Data entries for graphics:
►

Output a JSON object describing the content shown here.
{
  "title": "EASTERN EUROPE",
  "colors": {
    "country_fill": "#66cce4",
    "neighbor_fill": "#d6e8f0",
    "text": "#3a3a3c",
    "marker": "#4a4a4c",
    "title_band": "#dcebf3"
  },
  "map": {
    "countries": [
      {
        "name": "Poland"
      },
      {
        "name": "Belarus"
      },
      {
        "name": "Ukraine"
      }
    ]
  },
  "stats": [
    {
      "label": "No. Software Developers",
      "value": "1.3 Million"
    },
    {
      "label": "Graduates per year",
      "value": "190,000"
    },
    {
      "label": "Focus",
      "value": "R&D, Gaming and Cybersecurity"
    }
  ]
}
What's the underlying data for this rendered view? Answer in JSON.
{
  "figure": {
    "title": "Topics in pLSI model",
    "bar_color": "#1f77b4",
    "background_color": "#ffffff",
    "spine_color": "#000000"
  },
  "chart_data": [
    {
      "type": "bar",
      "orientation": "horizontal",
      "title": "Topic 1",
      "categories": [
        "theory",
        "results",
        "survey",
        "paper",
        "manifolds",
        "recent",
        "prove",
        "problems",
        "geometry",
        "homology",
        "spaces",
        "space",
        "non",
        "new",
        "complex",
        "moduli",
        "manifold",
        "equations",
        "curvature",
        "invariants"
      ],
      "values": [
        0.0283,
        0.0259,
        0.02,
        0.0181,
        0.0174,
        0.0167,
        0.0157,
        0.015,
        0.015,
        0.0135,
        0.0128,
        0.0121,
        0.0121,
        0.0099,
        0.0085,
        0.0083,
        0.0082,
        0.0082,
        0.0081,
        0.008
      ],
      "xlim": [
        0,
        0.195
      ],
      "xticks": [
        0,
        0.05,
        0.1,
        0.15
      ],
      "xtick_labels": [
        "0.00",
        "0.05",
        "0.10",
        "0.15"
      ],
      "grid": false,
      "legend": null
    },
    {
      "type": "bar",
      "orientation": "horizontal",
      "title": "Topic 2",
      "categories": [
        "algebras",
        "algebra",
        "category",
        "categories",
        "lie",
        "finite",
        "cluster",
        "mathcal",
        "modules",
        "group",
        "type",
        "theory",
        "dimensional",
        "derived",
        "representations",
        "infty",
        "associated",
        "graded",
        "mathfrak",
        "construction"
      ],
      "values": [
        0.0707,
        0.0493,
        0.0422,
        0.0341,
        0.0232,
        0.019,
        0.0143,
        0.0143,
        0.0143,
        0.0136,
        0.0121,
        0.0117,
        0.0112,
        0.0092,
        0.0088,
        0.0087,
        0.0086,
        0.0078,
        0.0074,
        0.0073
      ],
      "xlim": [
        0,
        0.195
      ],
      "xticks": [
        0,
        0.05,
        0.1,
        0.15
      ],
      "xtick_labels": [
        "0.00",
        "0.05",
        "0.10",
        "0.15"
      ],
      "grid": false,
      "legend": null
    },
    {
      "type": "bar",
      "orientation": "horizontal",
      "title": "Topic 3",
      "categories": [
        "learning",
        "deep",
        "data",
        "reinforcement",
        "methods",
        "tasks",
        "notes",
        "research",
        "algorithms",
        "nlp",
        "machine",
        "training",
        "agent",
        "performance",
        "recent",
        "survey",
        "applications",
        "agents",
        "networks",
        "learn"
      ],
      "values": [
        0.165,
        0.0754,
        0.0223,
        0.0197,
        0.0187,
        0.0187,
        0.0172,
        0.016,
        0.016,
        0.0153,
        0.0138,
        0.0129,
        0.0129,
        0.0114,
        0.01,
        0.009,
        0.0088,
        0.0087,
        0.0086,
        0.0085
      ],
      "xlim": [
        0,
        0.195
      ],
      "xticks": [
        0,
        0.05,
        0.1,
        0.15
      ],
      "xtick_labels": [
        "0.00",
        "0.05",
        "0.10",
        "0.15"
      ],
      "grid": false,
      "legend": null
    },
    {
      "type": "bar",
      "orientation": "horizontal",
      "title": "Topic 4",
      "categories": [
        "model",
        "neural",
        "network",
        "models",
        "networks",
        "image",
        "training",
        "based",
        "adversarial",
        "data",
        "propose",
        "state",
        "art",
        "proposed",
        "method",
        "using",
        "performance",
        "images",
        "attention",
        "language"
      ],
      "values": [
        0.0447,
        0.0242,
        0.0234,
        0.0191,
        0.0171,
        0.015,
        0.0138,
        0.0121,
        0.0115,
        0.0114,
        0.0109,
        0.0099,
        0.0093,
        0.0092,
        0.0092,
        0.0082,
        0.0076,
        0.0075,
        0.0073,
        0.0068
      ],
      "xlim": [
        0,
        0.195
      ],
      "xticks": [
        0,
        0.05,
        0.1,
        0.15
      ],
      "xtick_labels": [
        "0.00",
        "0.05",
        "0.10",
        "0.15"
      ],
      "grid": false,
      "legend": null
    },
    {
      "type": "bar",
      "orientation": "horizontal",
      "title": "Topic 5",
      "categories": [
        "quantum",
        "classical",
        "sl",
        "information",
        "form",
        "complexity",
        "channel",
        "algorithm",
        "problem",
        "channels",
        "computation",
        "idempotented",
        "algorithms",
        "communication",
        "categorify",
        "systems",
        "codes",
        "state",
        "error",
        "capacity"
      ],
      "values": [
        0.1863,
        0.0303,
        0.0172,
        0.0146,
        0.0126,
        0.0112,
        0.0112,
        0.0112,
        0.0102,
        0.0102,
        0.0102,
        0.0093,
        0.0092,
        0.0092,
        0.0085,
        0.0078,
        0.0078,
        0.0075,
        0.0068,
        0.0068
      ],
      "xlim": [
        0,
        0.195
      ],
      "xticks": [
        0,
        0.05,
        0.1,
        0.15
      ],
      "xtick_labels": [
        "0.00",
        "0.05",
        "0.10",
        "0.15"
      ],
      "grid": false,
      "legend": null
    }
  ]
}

◄

Goal of the exercise:
Copy all the entries verbatim.

Task output:
Output a JSON object describing the content shown here.
{
  "title": "EASTERN EUROPE",
  "colors": {
    "country_fill": "#66cce4",
    "neighbor_fill": "#d6e8f0",
    "text": "#3a3a3c",
    "marker": "#4a4a4c",
    "title_band": "#dcebf3"
  },
  "map": {
    "countries": [
      {
        "name": "Poland"
      },
      {
        "name": "Belarus"
      },
      {
        "name": "Ukraine"
      }
    ]
  },
  "stats": [
    {
      "label": "No. Software Developers",
      "value": "1.3 Million"
    },
    {
      "label": "Graduates per year",
      "value": "190,000"
    },
    {
      "label": "Focus",
      "value": "R&D, Gaming and Cybersecurity"
    }
  ]
}
What's the underlying data for this rendered view? Answer in JSON.
{
  "figure": {
    "title": "Topics in pLSI model",
    "bar_color": "#1f77b4",
    "background_color": "#ffffff",
    "spine_color": "#000000"
  },
  "chart_data": [
    {
      "type": "bar",
      "orientation": "horizontal",
      "title": "Topic 1",
      "categories": [
        "theory",
        "results",
        "survey",
        "paper",
        "manifolds",
        "recent",
        "prove",
        "problems",
        "geometry",
        "homology",
        "spaces",
        "space",
        "non",
        "new",
        "complex",
        "moduli",
        "manifold",
        "equations",
        "curvature",
        "invariants"
      ],
      "values": [
        0.0283,
        0.0259,
        0.02,
        0.0181,
        0.0174,
        0.0167,
        0.0157,
        0.015,
        0.015,
        0.0135,
        0.0128,
        0.0121,
        0.0121,
        0.0099,
        0.0085,
        0.0083,
        0.0082,
        0.0082,
        0.0081,
        0.008
      ],
      "xlim": [
        0,
        0.195
      ],
      "xticks": [
        0,
        0.05,
        0.1,
        0.15
      ],
      "xtick_labels": [
        "0.00",
        "0.05",
        "0.10",
        "0.15"
      ],
      "grid": false,
      "legend": null
    },
    {
      "type": "bar",
      "orientation": "horizontal",
      "title": "Topic 2",
      "categories": [
        "algebras",
        "algebra",
        "category",
        "categories",
        "lie",
        "finite",
        "cluster",
        "mathcal",
        "modules",
        "group",
        "type",
        "theory",
        "dimensional",
        "derived",
        "representations",
        "infty",
        "associated",
        "graded",
        "mathfrak",
        "construction"
      ],
      "values": [
        0.0707,
        0.0493,
        0.0422,
        0.0341,
        0.0232,
        0.019,
        0.0143,
        0.0143,
        0.0143,
        0.0136,
        0.0121,
        0.0117,
        0.0112,
        0.0092,
        0.0088,
        0.0087,
        0.0086,
        0.0078,
        0.0074,
        0.0073
      ],
      "xlim": [
        0,
        0.195
      ],
      "xticks": [
        0,
        0.05,
        0.1,
        0.15
      ],
      "xtick_labels": [
        "0.00",
        "0.05",
        "0.10",
        "0.15"
      ],
      "grid": false,
      "legend": null
    },
    {
      "type": "bar",
      "orientation": "horizontal",
      "title": "Topic 3",
      "categories": [
        "learning",
        "deep",
        "data",
        "reinforcement",
        "methods",
        "tasks",
        "notes",
        "research",
        "algorithms",
        "nlp",
        "machine",
        "training",
        "agent",
        "performance",
        "recent",
        "survey",
        "applications",
        "agents",
        "networks",
        "learn"
      ],
      "values": [
        0.165,
        0.0754,
        0.0223,
        0.0197,
        0.0187,
        0.0187,
        0.0172,
        0.016,
        0.016,
        0.0153,
        0.0138,
        0.0129,
        0.0129,
        0.0114,
        0.01,
        0.009,
        0.0088,
        0.0087,
        0.0086,
        0.0085
      ],
      "xlim": [
        0,
        0.195
      ],
      "xticks": [
        0,
        0.05,
        0.1,
        0.15
      ],
      "xtick_labels": [
        "0.00",
        "0.05",
        "0.10",
        "0.15"
      ],
      "grid": false,
      "legend": null
    },
    {
      "type": "bar",
      "orientation": "horizontal",
      "title": "Topic 4",
      "categories": [
        "model",
        "neural",
        "network",
        "models",
        "networks",
        "image",
        "training",
        "based",
        "adversarial",
        "data",
        "propose",
        "state",
        "art",
        "proposed",
        "method",
        "using",
        "performance",
        "images",
        "attention",
        "language"
      ],
      "values": [
        0.0447,
        0.0242,
        0.0234,
        0.0191,
        0.0171,
        0.015,
        0.0138,
        0.0121,
        0.0115,
        0.0114,
        0.0109,
        0.0099,
        0.0093,
        0.0092,
        0.0092,
        0.0082,
        0.0076,
        0.0075,
        0.0073,
        0.0068
      ],
      "xlim": [
        0,
        0.195
      ],
      "xticks": [
        0,
        0.05,
        0.1,
        0.15
      ],
      "xtick_labels": [
        "0.00",
        "0.05",
        "0.10",
        "0.15"
      ],
      "grid": false,
      "legend": null
    },
    {
      "type": "bar",
      "orientation": "horizontal",
      "title": "Topic 5",
      "categories": [
        "quantum",
        "classical",
        "sl",
        "information",
        "form",
        "complexity",
        "channel",
        "algorithm",
        "problem",
        "channels",
        "computation",
        "idempotented",
        "algorithms",
        "communication",
        "categorify",
        "systems",
        "codes",
        "state",
        "error",
        "capacity"
      ],
      "values": [
        0.1863,
        0.0303,
        0.0172,
        0.0146,
        0.0126,
        0.0112,
        0.0112,
        0.0112,
        0.0102,
        0.0102,
        0.0102,
        0.0093,
        0.0092,
        0.0092,
        0.0085,
        0.0078,
        0.0078,
        0.0075,
        0.0068,
        0.0068
      ],
      "xlim": [
        0,
        0.195
      ],
      "xticks": [
        0,
        0.05,
        0.1,
        0.15
      ],
      "xtick_labels": [
        "0.00",
        "0.05",
        "0.10",
        "0.15"
      ],
      "grid": false,
      "legend": null
    }
  ]
}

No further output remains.